● Short task: Restate, word for word, every line of the data.

---------- Data for this task ----------

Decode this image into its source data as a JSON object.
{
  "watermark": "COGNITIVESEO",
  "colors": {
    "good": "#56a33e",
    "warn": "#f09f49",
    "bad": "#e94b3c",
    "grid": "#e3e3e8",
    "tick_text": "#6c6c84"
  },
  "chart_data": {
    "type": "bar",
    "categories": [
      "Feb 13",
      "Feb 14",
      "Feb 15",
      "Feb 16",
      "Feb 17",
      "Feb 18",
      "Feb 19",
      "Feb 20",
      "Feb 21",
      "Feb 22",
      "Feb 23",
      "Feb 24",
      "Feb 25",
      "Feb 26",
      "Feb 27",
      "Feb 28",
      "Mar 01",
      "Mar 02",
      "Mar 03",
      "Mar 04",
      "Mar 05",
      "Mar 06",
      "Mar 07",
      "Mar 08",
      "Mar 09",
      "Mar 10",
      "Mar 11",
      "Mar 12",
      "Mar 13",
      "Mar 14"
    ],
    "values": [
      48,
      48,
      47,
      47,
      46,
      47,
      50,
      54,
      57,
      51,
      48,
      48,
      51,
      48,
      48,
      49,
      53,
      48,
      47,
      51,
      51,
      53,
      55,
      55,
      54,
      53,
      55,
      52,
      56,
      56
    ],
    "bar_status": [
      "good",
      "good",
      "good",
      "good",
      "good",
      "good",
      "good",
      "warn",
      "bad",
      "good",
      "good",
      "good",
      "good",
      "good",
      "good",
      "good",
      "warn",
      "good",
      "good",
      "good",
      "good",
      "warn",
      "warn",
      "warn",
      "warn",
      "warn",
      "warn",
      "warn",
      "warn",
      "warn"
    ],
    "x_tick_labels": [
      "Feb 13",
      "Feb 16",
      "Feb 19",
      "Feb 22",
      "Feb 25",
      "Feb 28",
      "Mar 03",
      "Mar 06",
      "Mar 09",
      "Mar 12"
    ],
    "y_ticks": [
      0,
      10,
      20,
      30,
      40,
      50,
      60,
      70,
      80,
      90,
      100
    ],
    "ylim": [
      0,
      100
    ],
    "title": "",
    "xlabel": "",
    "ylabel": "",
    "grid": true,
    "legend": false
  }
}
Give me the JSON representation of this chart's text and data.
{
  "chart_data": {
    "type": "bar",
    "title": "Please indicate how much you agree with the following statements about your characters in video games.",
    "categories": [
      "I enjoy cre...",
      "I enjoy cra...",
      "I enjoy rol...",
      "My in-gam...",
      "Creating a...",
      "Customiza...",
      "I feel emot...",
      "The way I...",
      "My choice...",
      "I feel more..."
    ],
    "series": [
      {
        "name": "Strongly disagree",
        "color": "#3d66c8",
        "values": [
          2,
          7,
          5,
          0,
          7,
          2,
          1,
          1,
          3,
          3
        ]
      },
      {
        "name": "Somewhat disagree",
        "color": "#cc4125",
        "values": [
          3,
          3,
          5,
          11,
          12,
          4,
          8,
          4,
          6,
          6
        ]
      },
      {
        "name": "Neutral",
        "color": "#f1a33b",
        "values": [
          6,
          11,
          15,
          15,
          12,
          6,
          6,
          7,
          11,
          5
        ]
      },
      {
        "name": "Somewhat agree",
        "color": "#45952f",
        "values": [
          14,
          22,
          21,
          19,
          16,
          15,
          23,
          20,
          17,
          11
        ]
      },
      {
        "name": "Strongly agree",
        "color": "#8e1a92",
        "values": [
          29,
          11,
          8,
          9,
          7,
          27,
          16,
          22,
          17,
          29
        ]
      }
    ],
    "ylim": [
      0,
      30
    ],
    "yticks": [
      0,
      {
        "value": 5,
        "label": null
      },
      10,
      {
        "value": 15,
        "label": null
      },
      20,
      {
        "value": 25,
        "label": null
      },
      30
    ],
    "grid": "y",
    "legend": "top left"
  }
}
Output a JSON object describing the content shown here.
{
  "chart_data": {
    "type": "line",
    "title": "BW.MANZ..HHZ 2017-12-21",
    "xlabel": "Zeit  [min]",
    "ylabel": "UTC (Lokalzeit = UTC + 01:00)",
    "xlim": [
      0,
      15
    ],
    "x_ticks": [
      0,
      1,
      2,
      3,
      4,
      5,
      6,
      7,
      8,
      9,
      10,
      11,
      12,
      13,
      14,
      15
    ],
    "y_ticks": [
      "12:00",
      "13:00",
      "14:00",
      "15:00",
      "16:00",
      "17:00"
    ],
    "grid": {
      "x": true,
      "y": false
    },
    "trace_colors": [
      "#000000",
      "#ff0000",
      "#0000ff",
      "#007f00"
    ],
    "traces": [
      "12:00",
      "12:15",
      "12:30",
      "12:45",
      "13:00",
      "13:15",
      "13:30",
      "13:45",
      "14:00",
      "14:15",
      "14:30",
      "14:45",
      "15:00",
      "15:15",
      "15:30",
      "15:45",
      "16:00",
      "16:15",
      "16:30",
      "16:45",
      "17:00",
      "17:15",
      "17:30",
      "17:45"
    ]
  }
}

----------

● Answer to this task:
Decode this image into its source data as a JSON object.
{
  "watermark": "COGNITIVESEO",
  "colors": {
    "good": "#56a33e",
    "warn": "#f09f49",
    "bad": "#e94b3c",
    "grid": "#e3e3e8",
    "tick_text": "#6c6c84"
  },
  "chart_data": {
    "type": "bar",
    "categories": [
      "Feb 13",
      "Feb 14",
      "Feb 15",
      "Feb 16",
      "Feb 17",
      "Feb 18",
      "Feb 19",
      "Feb 20",
      "Feb 21",
      "Feb 22",
      "Feb 23",
      "Feb 24",
      "Feb 25",
      "Feb 26",
      "Feb 27",
      "Feb 28",
      "Mar 01",
      "Mar 02",
      "Mar 03",
      "Mar 04",
      "Mar 05",
      "Mar 06",
      "Mar 07",
      "Mar 08",
      "Mar 09",
      "Mar 10",
      "Mar 11",
      "Mar 12",
      "Mar 13",
      "Mar 14"
    ],
    "values": [
      48,
      48,
      47,
      47,
      46,
      47,
      50,
      54,
      57,
      51,
      48,
      48,
      51,
      48,
      48,
      49,
      53,
      48,
      47,
      51,
      51,
      53,
      55,
      55,
      54,
      53,
      55,
      52,
      56,
      56
    ],
    "bar_status": [
      "good",
      "good",
      "good",
      "good",
      "good",
      "good",
      "good",
      "warn",
      "bad",
      "good",
      "good",
      "good",
      "good",
      "good",
      "good",
      "good",
      "warn",
      "good",
      "good",
      "good",
      "good",
      "warn",
      "warn",
      "warn",
      "warn",
      "warn",
      "warn",
      "warn",
      "warn",
      "warn"
    ],
    "x_tick_labels": [
      "Feb 13",
      "Feb 16",
      "Feb 19",
      "Feb 22",
      "Feb 25",
      "Feb 28",
      "Mar 03",
      "Mar 06",
      "Mar 09",
      "Mar 12"
    ],
    "y_ticks": [
      0,
      10,
      20,
      30,
      40,
      50,
      60,
      70,
      80,
      90,
      100
    ],
    "ylim": [
      0,
      100
    ],
    "title": "",
    "xlabel": "",
    "ylabel": "",
    "grid": true,
    "legend": false
  }
}
Give me the JSON representation of this chart's text and data.
{
  "chart_data": {
    "type": "bar",
    "title": "Please indicate how much you agree with the following statements about your characters in video games.",
    "categories": [
      "I enjoy cre...",
      "I enjoy cra...",
      "I enjoy rol...",
      "My in-gam...",
      "Creating a...",
      "Customiza...",
      "I feel emot...",
      "The way I...",
      "My choice...",
      "I feel more..."
    ],
    "series": [
      {
        "name": "Strongly disagree",
        "color": "#3d66c8",
        "values": [
          2,
          7,
          5,
          0,
          7,
          2,
          1,
          1,
          3,
          3
        ]
      },
      {
        "name": "Somewhat disagree",
        "color": "#cc4125",
        "values": [
          3,
          3,
          5,
          11,
          12,
          4,
          8,
          4,
          6,
          6
        ]
      },
      {
        "name": "Neutral",
        "color": "#f1a33b",
        "values": [
          6,
          11,
          15,
          15,
          12,
          6,
          6,
          7,
          11,
          5
        ]
      },
      {
        "name": "Somewhat agree",
        "color": "#45952f",
        "values": [
          14,
          22,
          21,
          19,
          16,
          15,
          23,
          20,
          17,
          11
        ]
      },
      {
        "name": "Strongly agree",
        "color": "#8e1a92",
        "values": [
          29,
          11,
          8,
          9,
          7,
          27,
          16,
          22,
          17,
          29
        ]
      }
    ],
    "ylim": [
      0,
      30
    ],
    "yticks": [
      0,
      {
        "value": 5,
        "label": null
      },
      10,
      {
        "value": 15,
        "label": null
      },
      20,
      {
        "value": 25,
        "label": null
      },
      30
    ],
    "grid": "y",
    "legend": "top left"
  }
}
Output a JSON object describing the content shown here.
{
  "chart_data": {
    "type": "line",
    "title": "BW.MANZ..HHZ 2017-12-21",
    "xlabel": "Zeit  [min]",
    "ylabel": "UTC (Lokalzeit = UTC + 01:00)",
    "xlim": [
      0,
      15
    ],
    "x_ticks": [
      0,
      1,
      2,
      3,
      4,
      5,
      6,
      7,
      8,
      9,
      10,
      11,
      12,
      13,
      14,
      15
    ],
    "y_ticks": [
      "12:00",
      "13:00",
      "14:00",
      "15:00",
      "16:00",
      "17:00"
    ],
    "grid": {
      "x": true,
      "y": false
    },
    "trace_colors": [
      "#000000",
      "#ff0000",
      "#0000ff",
      "#007f00"
    ],
    "traces": [
      "12:00",
      "12:15",
      "12:30",
      "12:45",
      "13:00",
      "13:15",
      "13:30",
      "13:45",
      "14:00",
      "14:15",
      "14:30",
      "14:45",
      "15:00",
      "15:15",
      "15:30",
      "15:45",
      "16:00",
      "16:15",
      "16:30",
      "16:45",
      "17:00",
      "17:15",
      "17:30",
      "17:45"
    ]
  }
}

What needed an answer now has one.